Data shown =

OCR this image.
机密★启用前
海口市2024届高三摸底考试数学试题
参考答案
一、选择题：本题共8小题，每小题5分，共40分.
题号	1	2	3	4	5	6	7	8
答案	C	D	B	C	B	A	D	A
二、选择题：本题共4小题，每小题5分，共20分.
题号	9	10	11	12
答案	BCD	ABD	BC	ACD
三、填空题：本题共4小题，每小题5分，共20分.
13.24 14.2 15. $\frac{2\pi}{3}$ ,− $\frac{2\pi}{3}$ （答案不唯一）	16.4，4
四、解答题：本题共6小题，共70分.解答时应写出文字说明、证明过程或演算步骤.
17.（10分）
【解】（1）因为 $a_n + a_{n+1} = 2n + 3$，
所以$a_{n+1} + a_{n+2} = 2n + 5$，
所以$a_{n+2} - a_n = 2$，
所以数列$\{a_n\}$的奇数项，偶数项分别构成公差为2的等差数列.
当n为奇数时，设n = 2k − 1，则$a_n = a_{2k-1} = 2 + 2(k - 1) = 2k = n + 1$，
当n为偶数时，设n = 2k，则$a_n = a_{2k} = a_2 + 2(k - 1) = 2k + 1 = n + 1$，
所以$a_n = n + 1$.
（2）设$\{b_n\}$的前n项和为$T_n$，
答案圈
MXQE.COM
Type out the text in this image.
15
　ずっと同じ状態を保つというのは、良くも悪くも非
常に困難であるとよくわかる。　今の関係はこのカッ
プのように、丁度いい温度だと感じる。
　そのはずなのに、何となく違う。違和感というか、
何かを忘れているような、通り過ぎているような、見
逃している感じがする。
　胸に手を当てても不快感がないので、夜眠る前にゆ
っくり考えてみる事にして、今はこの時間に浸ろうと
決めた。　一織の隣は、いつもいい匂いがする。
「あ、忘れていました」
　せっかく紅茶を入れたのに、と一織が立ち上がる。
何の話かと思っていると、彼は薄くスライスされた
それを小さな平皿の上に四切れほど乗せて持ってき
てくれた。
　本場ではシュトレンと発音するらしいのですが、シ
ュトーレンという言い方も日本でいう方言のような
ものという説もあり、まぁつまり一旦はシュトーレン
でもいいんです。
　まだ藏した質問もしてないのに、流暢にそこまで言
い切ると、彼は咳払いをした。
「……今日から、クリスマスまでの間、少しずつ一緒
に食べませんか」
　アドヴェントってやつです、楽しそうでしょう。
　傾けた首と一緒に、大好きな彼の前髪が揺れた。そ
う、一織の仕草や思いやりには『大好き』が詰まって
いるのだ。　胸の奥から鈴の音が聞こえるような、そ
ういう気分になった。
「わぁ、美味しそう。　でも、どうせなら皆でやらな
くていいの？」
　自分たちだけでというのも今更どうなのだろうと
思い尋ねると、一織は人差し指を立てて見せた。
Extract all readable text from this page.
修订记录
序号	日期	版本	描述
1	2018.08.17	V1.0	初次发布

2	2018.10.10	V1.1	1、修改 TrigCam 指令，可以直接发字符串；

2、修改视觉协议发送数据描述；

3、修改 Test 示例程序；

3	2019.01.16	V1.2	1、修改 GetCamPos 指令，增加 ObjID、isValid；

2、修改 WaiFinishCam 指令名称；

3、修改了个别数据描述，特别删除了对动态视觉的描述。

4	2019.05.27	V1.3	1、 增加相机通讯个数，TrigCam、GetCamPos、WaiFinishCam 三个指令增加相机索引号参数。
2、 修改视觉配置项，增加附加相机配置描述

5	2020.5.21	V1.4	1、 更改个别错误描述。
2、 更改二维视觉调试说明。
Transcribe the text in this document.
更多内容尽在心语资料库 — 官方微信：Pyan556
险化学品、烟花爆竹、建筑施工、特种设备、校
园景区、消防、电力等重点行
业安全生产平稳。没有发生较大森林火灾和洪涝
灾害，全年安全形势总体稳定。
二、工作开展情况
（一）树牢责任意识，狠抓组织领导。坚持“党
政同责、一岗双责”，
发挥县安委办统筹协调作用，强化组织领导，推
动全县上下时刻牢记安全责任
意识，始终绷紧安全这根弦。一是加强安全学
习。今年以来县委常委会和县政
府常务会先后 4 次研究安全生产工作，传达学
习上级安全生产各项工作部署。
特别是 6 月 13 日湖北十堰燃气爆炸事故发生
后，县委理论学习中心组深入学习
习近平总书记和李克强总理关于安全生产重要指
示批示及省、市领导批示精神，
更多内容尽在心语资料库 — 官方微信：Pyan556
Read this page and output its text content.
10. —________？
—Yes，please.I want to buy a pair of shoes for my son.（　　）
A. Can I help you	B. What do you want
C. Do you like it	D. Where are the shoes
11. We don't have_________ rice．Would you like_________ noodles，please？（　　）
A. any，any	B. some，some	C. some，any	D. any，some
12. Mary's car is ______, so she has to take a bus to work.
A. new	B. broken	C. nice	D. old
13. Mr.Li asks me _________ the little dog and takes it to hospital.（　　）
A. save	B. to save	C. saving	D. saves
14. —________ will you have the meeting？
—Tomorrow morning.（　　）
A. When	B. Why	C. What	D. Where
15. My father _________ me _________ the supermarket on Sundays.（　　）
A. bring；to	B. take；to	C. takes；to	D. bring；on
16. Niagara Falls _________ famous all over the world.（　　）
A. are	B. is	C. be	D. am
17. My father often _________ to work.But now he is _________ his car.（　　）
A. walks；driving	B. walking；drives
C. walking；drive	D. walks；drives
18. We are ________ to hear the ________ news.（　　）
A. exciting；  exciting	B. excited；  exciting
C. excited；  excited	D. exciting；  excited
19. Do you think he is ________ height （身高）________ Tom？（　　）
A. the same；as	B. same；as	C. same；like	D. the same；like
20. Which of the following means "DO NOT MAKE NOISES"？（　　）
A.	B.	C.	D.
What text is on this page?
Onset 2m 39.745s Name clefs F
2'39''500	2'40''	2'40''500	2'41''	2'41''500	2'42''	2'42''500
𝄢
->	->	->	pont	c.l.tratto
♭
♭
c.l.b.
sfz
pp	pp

Stated task = Copy exactly, and only, the lines from the one containing "What text is on this page?" through the last line of the listing.

Written answer =
What text is on this page?
Onset 2m 39.745s Name clefs F
2'39''500	2'40''	2'40''500	2'41''	2'41''500	2'42''	2'42''500
𝄢
->	->	->	pont	c.l.tratto
♭
♭
c.l.b.
sfz
pp	pp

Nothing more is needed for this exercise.